Please tally how many lines in the entries below include the word "bonds", giving only the number.

════

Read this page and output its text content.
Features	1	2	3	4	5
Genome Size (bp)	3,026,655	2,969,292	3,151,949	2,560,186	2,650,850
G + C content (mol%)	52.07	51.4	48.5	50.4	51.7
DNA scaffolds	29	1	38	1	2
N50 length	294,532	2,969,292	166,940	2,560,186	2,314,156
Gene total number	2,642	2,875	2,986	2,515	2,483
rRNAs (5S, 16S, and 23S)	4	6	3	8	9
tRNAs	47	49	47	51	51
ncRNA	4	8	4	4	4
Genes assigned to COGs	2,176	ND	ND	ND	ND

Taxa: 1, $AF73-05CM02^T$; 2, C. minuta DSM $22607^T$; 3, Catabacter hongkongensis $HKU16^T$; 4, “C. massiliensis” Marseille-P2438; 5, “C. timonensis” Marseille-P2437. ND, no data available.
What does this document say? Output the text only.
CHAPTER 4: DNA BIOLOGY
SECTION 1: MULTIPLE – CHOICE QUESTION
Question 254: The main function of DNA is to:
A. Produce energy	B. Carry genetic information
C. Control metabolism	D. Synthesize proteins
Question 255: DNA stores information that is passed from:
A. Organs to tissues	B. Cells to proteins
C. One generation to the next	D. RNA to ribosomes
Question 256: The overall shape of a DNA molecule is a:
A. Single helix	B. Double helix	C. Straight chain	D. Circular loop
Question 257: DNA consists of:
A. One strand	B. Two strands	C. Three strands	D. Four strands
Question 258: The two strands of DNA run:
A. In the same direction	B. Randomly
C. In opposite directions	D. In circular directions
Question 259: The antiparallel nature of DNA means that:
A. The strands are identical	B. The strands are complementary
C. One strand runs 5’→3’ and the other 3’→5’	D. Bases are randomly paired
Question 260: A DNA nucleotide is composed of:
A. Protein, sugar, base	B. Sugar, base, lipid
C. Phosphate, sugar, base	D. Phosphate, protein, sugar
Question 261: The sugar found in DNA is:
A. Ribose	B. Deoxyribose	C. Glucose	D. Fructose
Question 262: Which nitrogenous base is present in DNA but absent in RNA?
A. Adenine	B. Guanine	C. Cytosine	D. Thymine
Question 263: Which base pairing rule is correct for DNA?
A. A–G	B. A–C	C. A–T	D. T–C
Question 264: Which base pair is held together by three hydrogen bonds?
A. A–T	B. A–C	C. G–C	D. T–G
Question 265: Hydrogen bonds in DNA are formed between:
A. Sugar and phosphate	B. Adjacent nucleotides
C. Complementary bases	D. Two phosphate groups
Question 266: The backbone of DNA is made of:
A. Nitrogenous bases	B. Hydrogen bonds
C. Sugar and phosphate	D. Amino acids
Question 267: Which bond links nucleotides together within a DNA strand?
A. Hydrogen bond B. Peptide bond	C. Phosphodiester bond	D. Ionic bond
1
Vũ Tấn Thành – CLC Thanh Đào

════

- OUTPUT OF THE EXERCISE
3